• _Do this_: Convert the listing into a numbered list, leaving out blank lines, from its first line up to and including the line that contains "211, 804, 224]".

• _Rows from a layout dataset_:
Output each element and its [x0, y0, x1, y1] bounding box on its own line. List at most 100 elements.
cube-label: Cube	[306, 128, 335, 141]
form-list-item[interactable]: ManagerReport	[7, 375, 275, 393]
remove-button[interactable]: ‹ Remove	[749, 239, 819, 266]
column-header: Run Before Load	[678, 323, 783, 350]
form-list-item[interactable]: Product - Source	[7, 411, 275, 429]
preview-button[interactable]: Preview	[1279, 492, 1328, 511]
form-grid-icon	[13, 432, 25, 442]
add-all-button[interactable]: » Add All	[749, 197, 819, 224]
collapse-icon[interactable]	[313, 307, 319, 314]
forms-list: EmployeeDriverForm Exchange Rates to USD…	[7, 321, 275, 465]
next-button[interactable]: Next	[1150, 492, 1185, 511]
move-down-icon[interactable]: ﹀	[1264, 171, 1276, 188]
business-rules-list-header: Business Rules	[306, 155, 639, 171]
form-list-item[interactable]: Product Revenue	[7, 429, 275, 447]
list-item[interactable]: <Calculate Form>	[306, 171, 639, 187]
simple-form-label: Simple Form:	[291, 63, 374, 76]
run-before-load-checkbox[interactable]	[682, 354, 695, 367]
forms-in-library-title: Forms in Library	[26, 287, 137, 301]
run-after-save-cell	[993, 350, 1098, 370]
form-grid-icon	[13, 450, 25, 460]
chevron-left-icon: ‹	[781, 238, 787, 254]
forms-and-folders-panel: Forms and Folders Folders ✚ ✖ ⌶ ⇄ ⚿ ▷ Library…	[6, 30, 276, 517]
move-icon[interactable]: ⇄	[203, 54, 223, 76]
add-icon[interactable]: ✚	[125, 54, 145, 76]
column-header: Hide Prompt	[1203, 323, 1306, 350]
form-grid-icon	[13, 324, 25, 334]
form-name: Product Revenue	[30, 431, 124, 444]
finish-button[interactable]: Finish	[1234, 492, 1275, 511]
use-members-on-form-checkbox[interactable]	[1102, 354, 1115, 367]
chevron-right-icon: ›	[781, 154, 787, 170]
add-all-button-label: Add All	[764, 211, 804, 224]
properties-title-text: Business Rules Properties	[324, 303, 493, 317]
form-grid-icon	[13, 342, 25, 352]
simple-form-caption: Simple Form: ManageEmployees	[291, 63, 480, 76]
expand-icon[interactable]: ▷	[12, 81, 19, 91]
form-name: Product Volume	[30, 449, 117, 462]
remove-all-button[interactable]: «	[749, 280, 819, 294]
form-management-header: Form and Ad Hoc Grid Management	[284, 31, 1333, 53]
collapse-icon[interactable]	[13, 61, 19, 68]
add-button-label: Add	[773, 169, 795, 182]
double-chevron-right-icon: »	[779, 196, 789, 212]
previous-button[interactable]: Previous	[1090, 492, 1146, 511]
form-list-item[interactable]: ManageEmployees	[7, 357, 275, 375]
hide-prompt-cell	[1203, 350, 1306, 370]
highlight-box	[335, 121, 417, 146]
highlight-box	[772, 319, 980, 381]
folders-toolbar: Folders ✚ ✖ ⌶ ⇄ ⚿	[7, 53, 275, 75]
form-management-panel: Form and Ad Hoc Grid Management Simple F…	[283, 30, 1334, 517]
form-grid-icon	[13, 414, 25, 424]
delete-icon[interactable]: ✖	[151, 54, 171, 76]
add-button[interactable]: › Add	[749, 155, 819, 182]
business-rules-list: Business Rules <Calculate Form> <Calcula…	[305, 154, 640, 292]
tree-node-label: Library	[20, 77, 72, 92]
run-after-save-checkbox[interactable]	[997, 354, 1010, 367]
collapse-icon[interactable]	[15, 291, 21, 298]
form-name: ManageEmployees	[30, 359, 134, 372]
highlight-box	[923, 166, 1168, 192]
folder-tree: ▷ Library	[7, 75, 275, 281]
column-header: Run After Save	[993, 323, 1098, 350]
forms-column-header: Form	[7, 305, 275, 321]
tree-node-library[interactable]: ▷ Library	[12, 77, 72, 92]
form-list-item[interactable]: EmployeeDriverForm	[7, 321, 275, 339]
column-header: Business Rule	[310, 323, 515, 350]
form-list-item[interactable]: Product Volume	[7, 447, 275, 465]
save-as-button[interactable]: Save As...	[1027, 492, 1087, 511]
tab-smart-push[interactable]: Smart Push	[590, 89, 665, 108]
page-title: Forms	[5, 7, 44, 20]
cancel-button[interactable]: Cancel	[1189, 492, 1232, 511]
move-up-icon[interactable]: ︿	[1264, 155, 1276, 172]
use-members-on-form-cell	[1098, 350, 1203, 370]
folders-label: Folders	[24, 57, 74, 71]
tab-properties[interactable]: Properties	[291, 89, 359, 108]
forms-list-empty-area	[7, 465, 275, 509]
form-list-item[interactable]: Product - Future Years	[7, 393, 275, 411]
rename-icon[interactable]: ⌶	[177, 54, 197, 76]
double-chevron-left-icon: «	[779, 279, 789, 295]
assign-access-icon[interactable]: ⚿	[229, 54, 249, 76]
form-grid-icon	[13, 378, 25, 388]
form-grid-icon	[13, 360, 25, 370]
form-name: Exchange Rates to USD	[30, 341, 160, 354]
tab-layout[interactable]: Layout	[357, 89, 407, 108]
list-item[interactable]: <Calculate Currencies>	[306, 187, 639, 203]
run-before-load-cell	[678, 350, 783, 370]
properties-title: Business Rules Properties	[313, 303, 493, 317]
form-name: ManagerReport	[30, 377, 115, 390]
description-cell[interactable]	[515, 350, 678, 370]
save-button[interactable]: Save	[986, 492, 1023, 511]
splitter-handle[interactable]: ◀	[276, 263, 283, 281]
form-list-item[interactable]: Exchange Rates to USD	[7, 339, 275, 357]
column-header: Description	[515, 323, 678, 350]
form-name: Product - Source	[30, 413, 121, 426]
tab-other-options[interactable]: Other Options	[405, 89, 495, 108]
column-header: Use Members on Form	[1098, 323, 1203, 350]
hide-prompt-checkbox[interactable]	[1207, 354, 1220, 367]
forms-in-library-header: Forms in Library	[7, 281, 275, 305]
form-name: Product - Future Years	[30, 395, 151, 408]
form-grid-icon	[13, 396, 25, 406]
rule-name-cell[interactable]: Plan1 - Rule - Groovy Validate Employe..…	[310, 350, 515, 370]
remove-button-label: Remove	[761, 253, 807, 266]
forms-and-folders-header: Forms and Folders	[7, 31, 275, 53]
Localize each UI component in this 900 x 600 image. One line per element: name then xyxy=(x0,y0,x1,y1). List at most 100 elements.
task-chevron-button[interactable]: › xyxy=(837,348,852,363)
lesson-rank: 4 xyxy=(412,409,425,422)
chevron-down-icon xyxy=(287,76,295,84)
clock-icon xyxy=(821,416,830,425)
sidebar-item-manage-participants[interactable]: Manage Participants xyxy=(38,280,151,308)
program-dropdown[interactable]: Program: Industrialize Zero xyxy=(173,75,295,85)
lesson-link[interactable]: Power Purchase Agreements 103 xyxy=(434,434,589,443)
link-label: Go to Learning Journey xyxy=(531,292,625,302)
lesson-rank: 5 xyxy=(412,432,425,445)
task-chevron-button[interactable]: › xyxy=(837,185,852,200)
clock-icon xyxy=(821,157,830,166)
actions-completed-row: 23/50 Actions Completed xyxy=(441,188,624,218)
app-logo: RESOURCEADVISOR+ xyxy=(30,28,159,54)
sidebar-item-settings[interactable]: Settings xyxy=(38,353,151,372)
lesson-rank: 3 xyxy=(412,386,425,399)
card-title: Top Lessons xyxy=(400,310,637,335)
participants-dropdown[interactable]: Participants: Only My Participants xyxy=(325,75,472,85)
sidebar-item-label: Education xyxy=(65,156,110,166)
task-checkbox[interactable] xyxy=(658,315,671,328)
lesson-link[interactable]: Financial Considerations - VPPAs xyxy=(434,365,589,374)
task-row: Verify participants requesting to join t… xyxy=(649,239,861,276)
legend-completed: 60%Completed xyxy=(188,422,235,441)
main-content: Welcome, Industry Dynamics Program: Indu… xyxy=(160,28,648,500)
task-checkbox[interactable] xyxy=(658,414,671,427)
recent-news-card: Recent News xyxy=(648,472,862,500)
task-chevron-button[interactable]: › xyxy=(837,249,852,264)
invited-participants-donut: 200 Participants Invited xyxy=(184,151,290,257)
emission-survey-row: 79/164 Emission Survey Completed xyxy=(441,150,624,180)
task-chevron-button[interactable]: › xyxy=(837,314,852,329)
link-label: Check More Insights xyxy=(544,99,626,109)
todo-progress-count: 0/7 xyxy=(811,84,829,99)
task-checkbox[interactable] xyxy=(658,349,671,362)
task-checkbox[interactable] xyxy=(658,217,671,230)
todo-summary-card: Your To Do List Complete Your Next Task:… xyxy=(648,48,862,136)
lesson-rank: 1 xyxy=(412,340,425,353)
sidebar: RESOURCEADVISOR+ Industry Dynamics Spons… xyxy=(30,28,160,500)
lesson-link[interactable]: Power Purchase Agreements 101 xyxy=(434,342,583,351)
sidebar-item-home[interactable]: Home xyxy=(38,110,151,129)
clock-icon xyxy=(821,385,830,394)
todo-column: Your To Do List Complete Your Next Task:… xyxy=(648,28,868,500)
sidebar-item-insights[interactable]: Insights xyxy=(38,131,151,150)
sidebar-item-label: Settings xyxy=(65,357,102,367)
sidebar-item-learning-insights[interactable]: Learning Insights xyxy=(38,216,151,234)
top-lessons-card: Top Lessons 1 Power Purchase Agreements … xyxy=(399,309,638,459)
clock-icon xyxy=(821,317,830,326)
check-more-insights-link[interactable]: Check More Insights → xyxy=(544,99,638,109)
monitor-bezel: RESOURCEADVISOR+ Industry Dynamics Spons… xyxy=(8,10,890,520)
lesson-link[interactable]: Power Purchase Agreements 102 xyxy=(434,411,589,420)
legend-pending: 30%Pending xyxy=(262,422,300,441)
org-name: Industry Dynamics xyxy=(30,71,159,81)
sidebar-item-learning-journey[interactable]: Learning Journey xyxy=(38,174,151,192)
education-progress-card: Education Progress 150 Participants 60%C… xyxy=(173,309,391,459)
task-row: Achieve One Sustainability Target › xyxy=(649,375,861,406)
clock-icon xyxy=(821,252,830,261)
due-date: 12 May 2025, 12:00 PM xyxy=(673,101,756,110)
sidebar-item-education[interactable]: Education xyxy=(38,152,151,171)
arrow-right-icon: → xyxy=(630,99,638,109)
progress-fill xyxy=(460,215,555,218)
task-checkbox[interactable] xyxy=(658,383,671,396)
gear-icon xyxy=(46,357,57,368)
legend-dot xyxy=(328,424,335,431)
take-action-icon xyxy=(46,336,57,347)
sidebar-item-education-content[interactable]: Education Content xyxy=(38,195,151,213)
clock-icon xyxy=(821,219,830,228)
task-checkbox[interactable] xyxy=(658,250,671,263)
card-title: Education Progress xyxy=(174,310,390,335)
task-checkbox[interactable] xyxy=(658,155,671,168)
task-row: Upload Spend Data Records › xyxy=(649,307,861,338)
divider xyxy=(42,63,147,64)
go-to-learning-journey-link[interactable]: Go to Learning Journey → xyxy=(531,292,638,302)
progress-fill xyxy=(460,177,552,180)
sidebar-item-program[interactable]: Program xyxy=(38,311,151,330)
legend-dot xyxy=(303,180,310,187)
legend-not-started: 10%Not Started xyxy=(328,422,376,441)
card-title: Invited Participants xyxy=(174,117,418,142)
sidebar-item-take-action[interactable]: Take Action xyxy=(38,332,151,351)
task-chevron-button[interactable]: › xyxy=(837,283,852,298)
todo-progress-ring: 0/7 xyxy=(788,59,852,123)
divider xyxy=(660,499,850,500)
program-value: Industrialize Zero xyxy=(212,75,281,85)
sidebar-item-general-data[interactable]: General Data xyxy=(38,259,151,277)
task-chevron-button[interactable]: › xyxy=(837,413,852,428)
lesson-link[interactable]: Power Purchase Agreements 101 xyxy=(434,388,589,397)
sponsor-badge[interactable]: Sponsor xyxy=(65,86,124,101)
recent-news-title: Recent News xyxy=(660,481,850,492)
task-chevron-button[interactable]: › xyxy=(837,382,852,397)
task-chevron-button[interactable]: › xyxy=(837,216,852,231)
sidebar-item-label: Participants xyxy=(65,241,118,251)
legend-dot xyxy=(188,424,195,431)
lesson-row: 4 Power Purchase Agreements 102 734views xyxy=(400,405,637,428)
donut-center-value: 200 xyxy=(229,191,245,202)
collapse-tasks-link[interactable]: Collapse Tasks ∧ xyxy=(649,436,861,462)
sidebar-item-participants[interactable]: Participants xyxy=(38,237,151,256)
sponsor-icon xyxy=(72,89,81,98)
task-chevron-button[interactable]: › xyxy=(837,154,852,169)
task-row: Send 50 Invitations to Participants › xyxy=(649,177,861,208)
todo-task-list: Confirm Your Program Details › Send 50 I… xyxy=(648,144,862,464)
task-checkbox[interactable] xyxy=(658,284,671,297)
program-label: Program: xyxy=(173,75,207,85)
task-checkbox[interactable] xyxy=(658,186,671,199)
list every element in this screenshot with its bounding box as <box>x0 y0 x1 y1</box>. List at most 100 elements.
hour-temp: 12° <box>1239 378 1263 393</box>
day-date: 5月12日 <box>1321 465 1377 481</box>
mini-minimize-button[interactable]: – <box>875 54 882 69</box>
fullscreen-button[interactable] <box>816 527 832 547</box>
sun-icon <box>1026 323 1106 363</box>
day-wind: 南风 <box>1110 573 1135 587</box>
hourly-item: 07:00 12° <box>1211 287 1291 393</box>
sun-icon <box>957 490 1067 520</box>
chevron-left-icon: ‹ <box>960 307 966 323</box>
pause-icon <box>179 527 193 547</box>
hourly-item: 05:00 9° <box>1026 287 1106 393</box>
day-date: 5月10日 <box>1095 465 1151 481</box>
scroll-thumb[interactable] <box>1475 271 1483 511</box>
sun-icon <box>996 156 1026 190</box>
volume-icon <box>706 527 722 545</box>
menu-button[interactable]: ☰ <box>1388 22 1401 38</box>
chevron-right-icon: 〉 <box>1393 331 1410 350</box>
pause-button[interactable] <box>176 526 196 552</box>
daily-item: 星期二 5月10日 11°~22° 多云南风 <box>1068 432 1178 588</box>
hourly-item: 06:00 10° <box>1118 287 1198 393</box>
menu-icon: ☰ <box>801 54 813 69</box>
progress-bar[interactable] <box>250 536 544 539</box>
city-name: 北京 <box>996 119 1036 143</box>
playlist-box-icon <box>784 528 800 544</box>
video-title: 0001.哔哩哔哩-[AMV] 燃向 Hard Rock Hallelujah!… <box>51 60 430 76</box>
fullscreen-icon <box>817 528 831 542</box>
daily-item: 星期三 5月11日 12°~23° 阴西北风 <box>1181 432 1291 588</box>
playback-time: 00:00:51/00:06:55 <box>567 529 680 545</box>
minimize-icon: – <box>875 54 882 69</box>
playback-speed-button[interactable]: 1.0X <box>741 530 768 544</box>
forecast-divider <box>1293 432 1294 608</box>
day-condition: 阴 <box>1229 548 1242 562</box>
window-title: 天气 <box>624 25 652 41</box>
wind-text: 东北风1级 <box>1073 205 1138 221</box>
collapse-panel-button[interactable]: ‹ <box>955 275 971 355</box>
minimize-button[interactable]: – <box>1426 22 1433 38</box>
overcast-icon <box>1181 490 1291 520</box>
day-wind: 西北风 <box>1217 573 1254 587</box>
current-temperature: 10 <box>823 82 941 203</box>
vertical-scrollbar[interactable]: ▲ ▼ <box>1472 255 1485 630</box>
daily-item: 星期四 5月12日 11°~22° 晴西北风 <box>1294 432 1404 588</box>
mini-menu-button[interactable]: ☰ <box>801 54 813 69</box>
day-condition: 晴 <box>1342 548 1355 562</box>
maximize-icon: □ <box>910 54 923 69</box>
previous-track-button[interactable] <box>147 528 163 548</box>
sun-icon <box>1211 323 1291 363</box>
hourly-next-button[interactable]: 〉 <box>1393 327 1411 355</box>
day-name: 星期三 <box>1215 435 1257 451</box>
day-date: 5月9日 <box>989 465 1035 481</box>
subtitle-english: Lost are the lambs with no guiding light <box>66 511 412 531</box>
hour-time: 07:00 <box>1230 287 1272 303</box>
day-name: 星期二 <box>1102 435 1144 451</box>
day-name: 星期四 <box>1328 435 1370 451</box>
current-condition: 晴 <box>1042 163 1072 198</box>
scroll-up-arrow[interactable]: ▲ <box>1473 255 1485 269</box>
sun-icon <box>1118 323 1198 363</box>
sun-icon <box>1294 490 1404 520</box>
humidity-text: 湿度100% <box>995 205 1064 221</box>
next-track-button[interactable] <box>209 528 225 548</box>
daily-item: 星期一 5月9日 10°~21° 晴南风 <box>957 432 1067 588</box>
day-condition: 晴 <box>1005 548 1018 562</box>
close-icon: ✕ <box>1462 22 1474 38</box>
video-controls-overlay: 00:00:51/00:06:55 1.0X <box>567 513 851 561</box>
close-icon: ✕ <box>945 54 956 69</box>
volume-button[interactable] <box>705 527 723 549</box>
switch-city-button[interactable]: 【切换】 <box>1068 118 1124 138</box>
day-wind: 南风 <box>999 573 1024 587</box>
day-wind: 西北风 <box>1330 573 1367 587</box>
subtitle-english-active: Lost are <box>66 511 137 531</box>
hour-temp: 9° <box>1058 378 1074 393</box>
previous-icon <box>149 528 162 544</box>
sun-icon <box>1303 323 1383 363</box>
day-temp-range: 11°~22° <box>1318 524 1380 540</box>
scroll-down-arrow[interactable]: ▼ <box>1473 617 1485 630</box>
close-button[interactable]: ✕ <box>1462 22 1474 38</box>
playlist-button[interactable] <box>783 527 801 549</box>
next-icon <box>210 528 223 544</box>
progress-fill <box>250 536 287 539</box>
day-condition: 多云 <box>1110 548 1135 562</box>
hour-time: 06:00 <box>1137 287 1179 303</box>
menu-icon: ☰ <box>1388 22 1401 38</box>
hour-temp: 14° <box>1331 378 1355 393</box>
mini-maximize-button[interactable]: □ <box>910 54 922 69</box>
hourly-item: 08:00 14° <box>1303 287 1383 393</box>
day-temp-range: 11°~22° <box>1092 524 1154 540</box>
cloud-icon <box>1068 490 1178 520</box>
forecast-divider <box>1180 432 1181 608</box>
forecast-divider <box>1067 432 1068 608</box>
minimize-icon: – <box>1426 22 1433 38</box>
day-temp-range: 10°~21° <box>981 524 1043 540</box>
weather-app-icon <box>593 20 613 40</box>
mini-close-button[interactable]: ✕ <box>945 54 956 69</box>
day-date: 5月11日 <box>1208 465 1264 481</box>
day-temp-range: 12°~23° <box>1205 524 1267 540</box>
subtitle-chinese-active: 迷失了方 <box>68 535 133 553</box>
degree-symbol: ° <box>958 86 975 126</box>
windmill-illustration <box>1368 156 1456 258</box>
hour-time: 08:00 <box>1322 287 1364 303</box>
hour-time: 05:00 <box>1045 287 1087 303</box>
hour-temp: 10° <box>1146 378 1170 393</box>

• _Final answer_:
1. Output each element and its [x0, y0, x1, y1] bounding box on its own line. List at most 100 elements.
2. cube-label: Cube	[306, 128, 335, 141]
3. form-list-item[interactable]: ManagerReport	[7, 375, 275, 393]
4. remove-button[interactable]: ‹ Remove	[749, 239, 819, 266]
5. column-header: Run Before Load	[678, 323, 783, 350]
6. form-list-item[interactable]: Product - Source	[7, 411, 275, 429]
7. preview-button[interactable]: Preview	[1279, 492, 1328, 511]
8. form-grid-icon	[13, 432, 25, 442]
9. add-all-button[interactable]: » Add All	[749, 197, 819, 224]
10. collapse-icon[interactable]	[313, 307, 319, 314]
11. forms-list: EmployeeDriverForm Exchange Rates to USD…	[7, 321, 275, 465]
12. next-button[interactable]: Next	[1150, 492, 1185, 511]
13. move-down-icon[interactable]: ﹀	[1264, 171, 1276, 188]
14. business-rules-list-header: Business Rules	[306, 155, 639, 171]
15. form-list-item[interactable]: Product Revenue	[7, 429, 275, 447]
16. list-item[interactable]: <Calculate Form>	[306, 171, 639, 187]
17. simple-form-label: Simple Form:	[291, 63, 374, 76]
18. run-before-load-checkbox[interactable]	[682, 354, 695, 367]
19. forms-in-library-title: Forms in Library	[26, 287, 137, 301]
20. run-after-save-cell	[993, 350, 1098, 370]
21. form-grid-icon	[13, 450, 25, 460]
22. chevron-left-icon: ‹	[781, 238, 787, 254]
23. forms-and-folders-panel: Forms and Folders Folders ✚ ✖ ⌶ ⇄ ⚿ ▷ Library…	[6, 30, 276, 517]
24. move-icon[interactable]: ⇄	[203, 54, 223, 76]
25. add-icon[interactable]: ✚	[125, 54, 145, 76]
26. column-header: Hide Prompt	[1203, 323, 1306, 350]
27. form-grid-icon	[13, 324, 25, 334]
28. form-name: Product Revenue	[30, 431, 124, 444]
29. finish-button[interactable]: Finish	[1234, 492, 1275, 511]
30. use-members-on-form-checkbox[interactable]	[1102, 354, 1115, 367]
31. chevron-right-icon: ›	[781, 154, 787, 170]
32. add-all-button-label: Add All	[764, 211, 804, 224]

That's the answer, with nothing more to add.